Required task = Without the pictures, return each record as it appears.

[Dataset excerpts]
=====
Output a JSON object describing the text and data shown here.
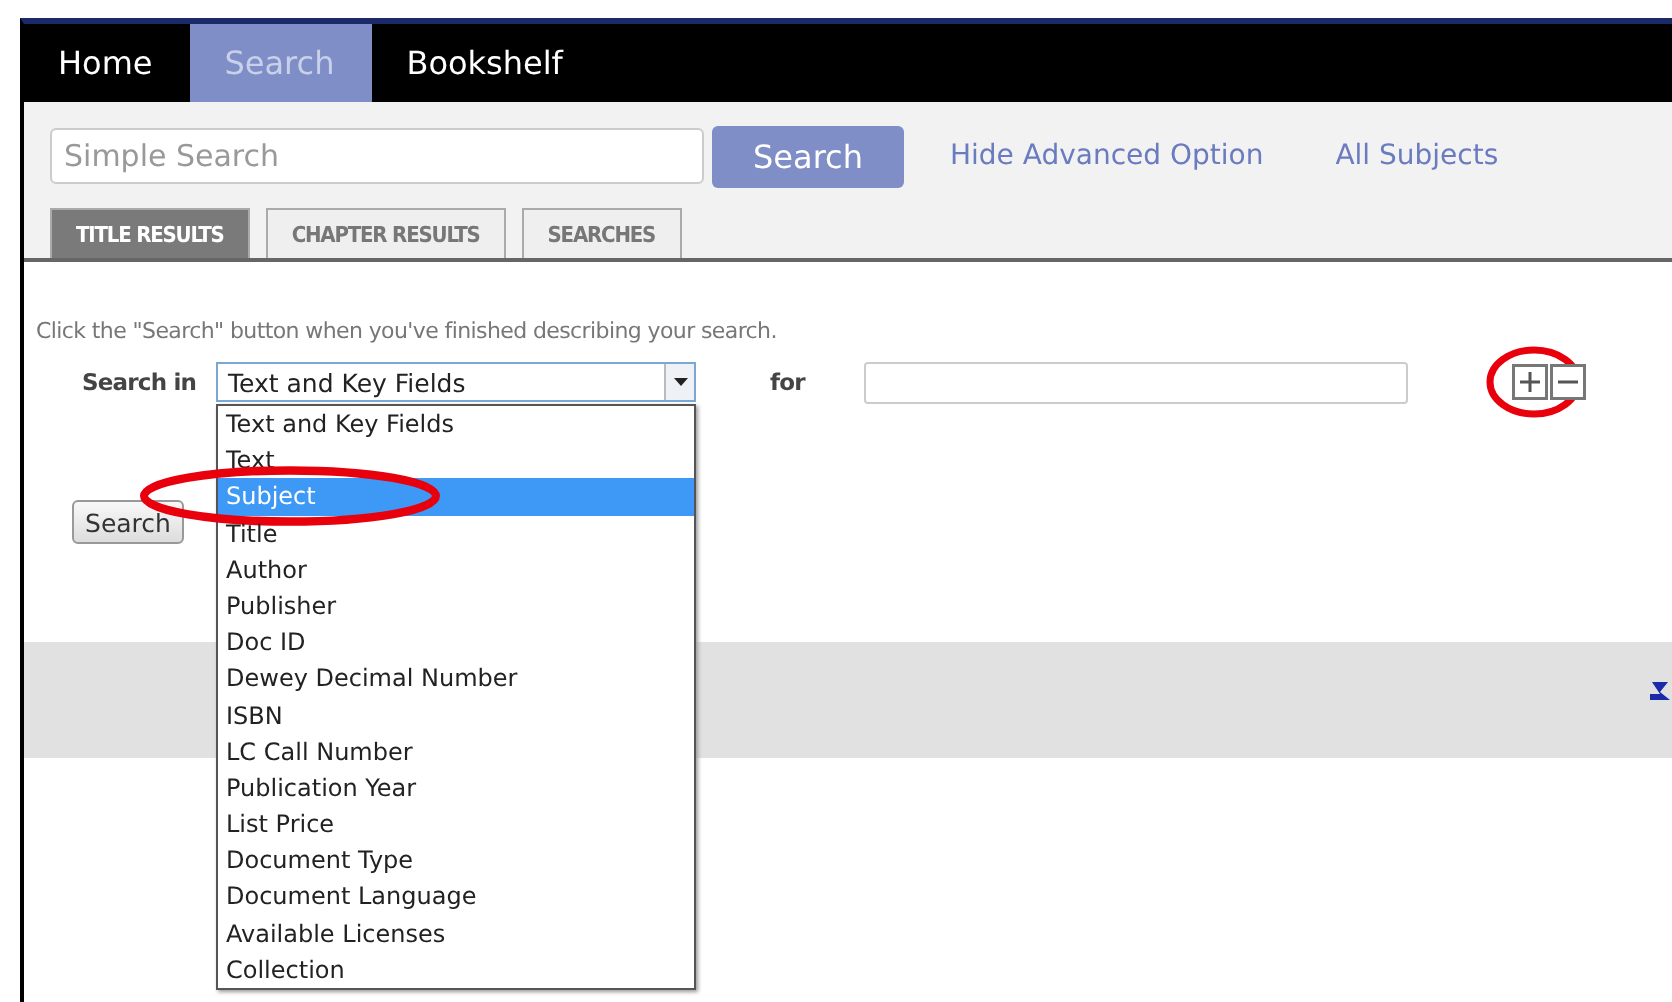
{
  "nav": [
    {
      "label": "Home",
      "selected": false
    },
    {
      "label": "Search",
      "selected": true
    },
    {
      "label": "Bookshelf",
      "selected": false
    }
  ],
  "simple_search": {
    "placeholder": "Simple Search",
    "button": "Search"
  },
  "links": [
    "Hide Advanced Option",
    "All Subjects"
  ],
  "tabs": [
    {
      "label": "TITLE RESULTS",
      "selected": true
    },
    {
      "label": "CHAPTER RESULTS",
      "selected": false
    },
    {
      "label": "SEARCHES",
      "selected": false
    }
  ],
  "instruction": "Click the \"Search\" button when you've finished describing your search.",
  "search_in": {
    "label": "Search in",
    "value": "Text and Key Fields",
    "expanded": true
  },
  "for": {
    "label": "for"
  },
  "row_buttons": [
    {
      "kind": "add",
      "circled": true
    },
    {
      "kind": "remove",
      "circled": false
    }
  ],
  "search_button": "Search",
  "options": [
    {
      "label": "Text and Key Fields",
      "selected": false,
      "circled": false
    },
    {
      "label": "Text",
      "selected": false,
      "circled": false
    },
    {
      "label": "Subject",
      "selected": true,
      "circled": true
    },
    {
      "label": "Title",
      "selected": false,
      "circled": false
    },
    {
      "label": "Author",
      "selected": false,
      "circled": false
    },
    {
      "label": "Publisher",
      "selected": false,
      "circled": false
    },
    {
      "label": "Doc ID",
      "selected": false,
      "circled": false
    },
    {
      "label": "Dewey Decimal Number",
      "selected": false,
      "circled": false
    },
    {
      "label": "ISBN",
      "selected": false,
      "circled": false
    },
    {
      "label": "LC Call Number",
      "selected": false,
      "circled": false
    },
    {
      "label": "Publication Year",
      "selected": false,
      "circled": false
    },
    {
      "label": "List Price",
      "selected": false,
      "circled": false
    },
    {
      "label": "Document Type",
      "selected": false,
      "circled": false
    },
    {
      "label": "Document Language",
      "selected": false,
      "circled": false
    },
    {
      "label": "Available Licenses",
      "selected": false,
      "circled": false
    },
    {
      "label": "Collection",
      "selected": false,
      "circled": false
    }
  ]
}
=====
Result below =
Output a JSON object describing the text and data shown here.
{
  "nav": [
    {
      "label": "Home",
      "selected": false
    },
    {
      "label": "Search",
      "selected": true
    },
    {
      "label": "Bookshelf",
      "selected": false
    }
  ],
  "simple_search": {
    "placeholder": "Simple Search",
    "button": "Search"
  },
  "links": [
    "Hide Advanced Option",
    "All Subjects"
  ],
  "tabs": [
    {
      "label": "TITLE RESULTS",
      "selected": true
    },
    {
      "label": "CHAPTER RESULTS",
      "selected": false
    },
    {
      "label": "SEARCHES",
      "selected": false
    }
  ],
  "instruction": "Click the \"Search\" button when you've finished describing your search.",
  "search_in": {
    "label": "Search in",
    "value": "Text and Key Fields",
    "expanded": true
  },
  "for": {
    "label": "for"
  },
  "row_buttons": [
    {
      "kind": "add",
      "circled": true
    },
    {
      "kind": "remove",
      "circled": false
    }
  ],
  "search_button": "Search",
  "options": [
    {
      "label": "Text and Key Fields",
      "selected": false,
      "circled": false
    },
    {
      "label": "Text",
      "selected": false,
      "circled": false
    },
    {
      "label": "Subject",
      "selected": true,
      "circled": true
    },
    {
      "label": "Title",
      "selected": false,
      "circled": false
    },
    {
      "label": "Author",
      "selected": false,
      "circled": false
    },
    {
      "label": "Publisher",
      "selected": false,
      "circled": false
    },
    {
      "label": "Doc ID",
      "selected": false,
      "circled": false
    },
    {
      "label": "Dewey Decimal Number",
      "selected": false,
      "circled": false
    },
    {
      "label": "ISBN",
      "selected": false,
      "circled": false
    },
    {
      "label": "LC Call Number",
      "selected": false,
      "circled": false
    },
    {
      "label": "Publication Year",
      "selected": false,
      "circled": false
    },
    {
      "label": "List Price",
      "selected": false,
      "circled": false
    },
    {
      "label": "Document Type",
      "selected": false,
      "circled": false
    },
    {
      "label": "Document Language",
      "selected": false,
      "circled": false
    },
    {
      "label": "Available Licenses",
      "selected": false,
      "circled": false
    },
    {
      "label": "Collection",
      "selected": false,
      "circled": false
    }
  ]
}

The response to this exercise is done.